Read the records below. Copy each line where the string "ffffff" occurs.

--

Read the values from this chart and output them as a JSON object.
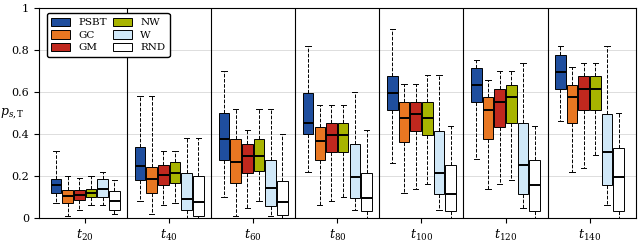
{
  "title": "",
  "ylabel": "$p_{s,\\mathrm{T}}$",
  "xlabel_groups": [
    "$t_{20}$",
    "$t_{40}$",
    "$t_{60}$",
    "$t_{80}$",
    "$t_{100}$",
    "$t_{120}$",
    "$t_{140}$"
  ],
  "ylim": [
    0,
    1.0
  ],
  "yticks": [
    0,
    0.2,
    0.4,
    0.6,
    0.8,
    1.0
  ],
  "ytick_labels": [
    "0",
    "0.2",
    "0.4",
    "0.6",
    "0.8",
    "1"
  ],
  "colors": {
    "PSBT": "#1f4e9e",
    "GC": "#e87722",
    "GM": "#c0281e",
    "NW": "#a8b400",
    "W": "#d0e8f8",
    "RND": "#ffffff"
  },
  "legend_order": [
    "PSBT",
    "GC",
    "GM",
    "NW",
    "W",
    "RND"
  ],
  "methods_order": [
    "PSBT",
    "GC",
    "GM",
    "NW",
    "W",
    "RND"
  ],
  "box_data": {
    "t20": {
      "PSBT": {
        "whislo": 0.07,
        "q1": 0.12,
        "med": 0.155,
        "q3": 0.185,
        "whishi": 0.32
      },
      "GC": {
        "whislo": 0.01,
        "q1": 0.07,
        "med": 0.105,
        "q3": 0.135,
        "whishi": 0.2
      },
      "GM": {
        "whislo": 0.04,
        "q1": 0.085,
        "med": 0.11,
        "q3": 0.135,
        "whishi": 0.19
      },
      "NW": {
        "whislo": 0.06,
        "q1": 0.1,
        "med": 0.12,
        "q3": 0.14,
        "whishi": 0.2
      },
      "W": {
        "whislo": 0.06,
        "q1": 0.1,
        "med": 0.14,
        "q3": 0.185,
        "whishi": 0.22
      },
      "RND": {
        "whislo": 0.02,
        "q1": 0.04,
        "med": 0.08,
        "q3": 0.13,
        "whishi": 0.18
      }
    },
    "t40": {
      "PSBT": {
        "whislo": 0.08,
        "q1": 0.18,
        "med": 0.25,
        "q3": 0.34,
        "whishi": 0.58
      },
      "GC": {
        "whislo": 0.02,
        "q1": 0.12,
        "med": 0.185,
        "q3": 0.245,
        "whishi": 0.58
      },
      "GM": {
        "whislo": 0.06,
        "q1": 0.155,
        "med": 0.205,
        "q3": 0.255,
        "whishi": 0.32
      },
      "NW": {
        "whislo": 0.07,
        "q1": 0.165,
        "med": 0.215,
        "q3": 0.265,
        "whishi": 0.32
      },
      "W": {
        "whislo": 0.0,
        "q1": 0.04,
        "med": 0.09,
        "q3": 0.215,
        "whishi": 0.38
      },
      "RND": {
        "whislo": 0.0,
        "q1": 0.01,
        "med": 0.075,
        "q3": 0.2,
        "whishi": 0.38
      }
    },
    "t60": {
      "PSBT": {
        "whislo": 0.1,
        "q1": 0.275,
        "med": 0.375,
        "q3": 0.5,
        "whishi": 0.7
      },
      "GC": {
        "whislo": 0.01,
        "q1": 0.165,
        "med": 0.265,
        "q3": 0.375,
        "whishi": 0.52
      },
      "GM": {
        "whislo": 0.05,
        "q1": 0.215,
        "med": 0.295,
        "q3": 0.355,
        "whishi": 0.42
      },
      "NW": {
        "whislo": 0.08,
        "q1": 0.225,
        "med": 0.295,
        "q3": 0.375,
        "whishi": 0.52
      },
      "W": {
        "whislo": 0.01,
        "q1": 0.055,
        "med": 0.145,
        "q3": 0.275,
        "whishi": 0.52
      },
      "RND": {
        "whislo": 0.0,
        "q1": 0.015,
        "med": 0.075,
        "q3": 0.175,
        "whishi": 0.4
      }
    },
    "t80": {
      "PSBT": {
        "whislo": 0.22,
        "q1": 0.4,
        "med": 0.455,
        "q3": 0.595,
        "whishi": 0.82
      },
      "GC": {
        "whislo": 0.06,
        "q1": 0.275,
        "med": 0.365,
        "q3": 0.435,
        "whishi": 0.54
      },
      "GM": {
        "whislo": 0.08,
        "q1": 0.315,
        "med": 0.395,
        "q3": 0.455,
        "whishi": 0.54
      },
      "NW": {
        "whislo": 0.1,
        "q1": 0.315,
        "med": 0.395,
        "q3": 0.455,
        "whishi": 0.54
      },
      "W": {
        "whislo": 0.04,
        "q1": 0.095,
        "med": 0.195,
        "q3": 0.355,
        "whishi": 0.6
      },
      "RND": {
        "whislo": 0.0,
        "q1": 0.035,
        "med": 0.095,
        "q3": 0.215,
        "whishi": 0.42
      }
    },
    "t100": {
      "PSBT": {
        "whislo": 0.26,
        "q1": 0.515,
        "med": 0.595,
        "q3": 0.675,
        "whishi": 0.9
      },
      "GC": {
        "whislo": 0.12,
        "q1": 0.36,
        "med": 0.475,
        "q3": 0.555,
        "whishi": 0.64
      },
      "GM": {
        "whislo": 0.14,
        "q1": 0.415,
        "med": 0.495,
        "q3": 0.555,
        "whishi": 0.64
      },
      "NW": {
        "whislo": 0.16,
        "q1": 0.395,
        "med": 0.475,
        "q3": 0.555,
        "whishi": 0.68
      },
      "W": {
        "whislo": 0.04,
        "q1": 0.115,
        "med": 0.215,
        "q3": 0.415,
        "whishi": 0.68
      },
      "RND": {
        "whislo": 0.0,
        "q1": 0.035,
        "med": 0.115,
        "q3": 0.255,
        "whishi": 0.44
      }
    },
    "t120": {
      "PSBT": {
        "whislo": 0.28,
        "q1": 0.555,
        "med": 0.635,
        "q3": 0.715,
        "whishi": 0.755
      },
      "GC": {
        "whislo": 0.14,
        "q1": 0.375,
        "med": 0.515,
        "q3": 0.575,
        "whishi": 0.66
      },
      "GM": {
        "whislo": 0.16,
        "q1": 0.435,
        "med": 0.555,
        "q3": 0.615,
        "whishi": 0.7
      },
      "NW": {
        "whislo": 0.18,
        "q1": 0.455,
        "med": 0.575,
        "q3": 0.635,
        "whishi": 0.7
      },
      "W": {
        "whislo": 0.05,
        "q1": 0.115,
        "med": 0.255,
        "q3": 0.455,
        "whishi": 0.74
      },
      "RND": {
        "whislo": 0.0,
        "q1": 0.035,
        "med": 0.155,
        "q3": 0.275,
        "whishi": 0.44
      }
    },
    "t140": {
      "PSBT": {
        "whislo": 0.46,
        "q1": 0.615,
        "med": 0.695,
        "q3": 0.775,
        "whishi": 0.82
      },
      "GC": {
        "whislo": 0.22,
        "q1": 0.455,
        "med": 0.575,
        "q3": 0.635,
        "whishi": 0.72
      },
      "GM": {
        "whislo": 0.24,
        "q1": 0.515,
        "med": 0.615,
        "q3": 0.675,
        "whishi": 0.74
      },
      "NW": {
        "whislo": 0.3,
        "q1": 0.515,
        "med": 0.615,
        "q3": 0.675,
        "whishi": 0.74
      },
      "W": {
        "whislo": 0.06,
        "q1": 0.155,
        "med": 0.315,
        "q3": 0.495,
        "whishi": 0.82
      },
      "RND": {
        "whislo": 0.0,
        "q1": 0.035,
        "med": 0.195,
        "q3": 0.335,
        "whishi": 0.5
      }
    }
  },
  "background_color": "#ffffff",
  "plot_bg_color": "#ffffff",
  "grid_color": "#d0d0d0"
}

--

◆ OUTPUT OF THE EXERCISE:
    "RND": "#ffffff"
  "background_color": "#ffffff",
  "plot_bg_color": "#ffffff",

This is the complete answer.